TASK DESCRIPTION: Search the material below for the word "charcoal". Copy every line that has it.

ENTRIES:
• • • • •
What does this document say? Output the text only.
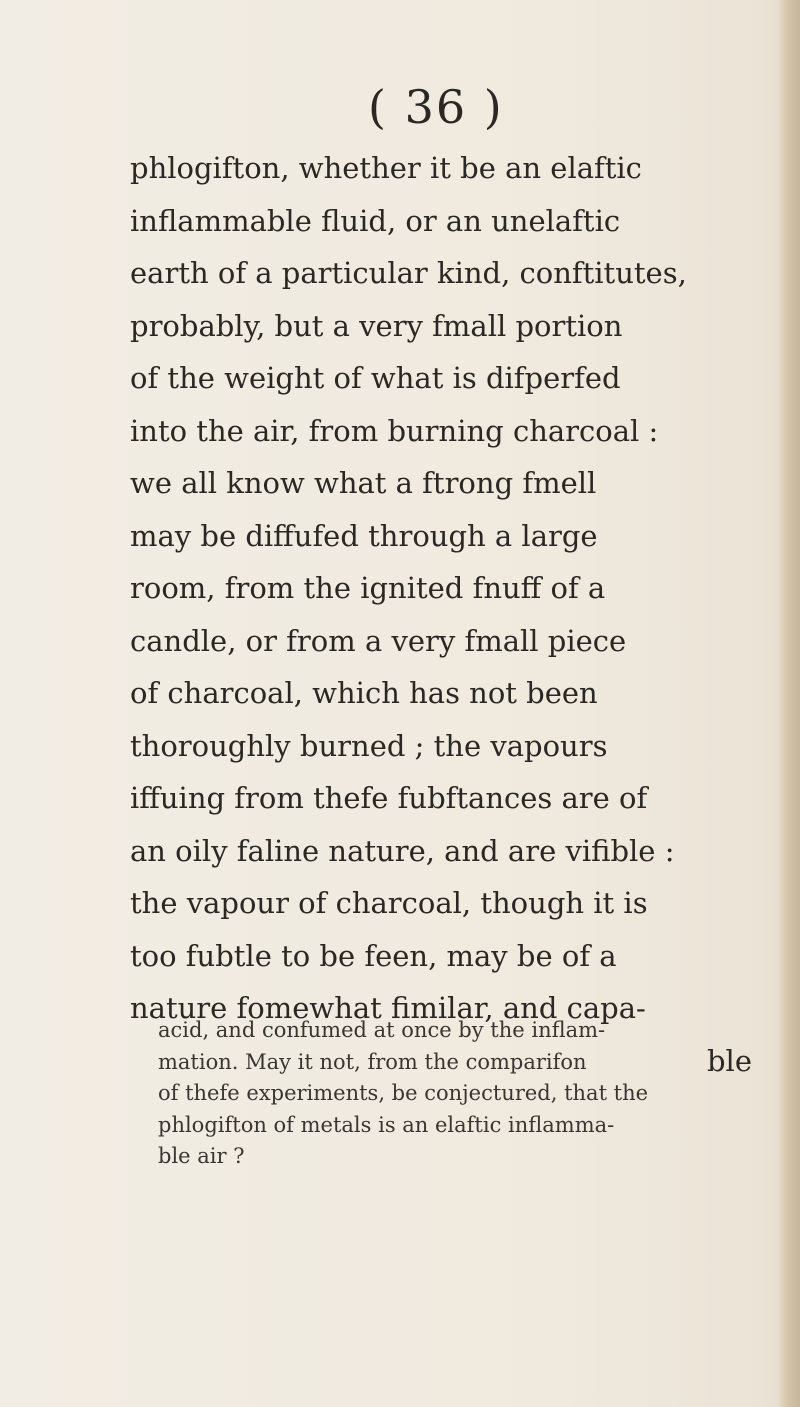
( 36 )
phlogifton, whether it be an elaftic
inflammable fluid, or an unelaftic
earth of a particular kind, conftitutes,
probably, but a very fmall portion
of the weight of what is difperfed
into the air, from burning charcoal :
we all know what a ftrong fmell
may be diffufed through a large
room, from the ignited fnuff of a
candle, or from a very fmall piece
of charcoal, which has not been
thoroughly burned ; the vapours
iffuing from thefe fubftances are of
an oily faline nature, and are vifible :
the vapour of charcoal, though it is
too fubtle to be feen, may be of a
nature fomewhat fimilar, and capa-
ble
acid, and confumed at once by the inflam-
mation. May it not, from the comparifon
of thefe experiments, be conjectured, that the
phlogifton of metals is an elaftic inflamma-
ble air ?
• • • • •
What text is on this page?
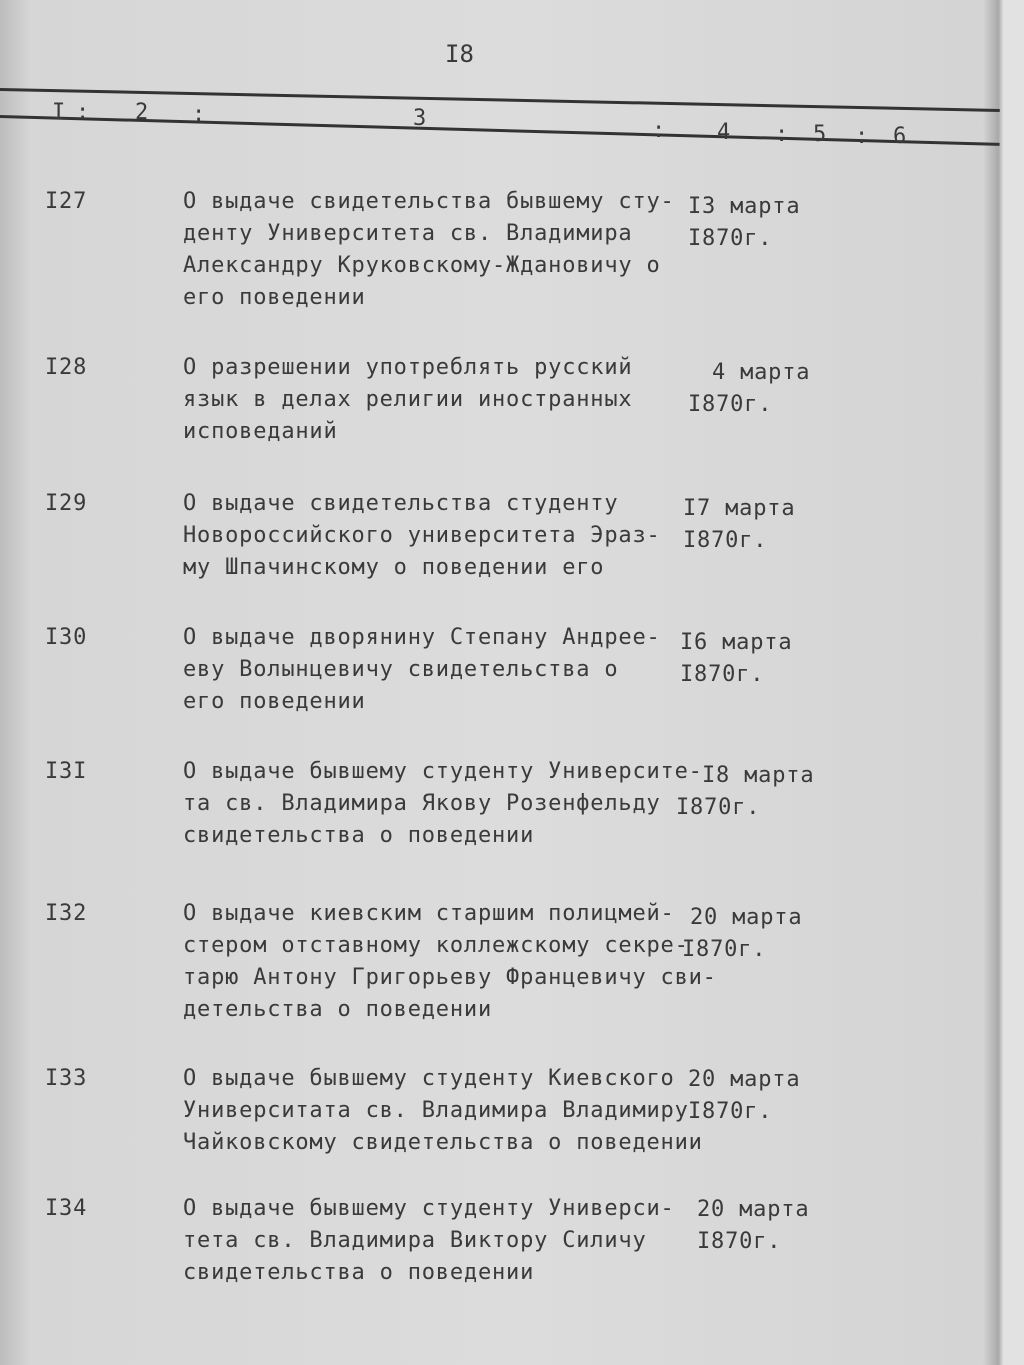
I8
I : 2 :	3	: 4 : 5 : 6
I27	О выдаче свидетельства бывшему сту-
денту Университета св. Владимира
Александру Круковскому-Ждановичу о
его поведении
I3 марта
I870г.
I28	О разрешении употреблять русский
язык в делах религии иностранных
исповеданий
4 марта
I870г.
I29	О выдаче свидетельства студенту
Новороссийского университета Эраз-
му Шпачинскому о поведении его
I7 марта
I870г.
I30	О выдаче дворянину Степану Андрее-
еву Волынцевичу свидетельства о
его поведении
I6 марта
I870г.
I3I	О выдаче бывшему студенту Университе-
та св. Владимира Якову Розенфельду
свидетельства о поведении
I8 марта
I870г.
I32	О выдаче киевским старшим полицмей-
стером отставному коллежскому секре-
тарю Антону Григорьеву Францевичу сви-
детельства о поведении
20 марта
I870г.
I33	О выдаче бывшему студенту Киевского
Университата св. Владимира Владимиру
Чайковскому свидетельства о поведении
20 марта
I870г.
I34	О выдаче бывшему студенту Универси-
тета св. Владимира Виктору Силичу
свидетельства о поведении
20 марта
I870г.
• • • • •
FULL OUTPUT:
into the air, from burning charcoal :
of charcoal, which has not been
the vapour of charcoal, though it is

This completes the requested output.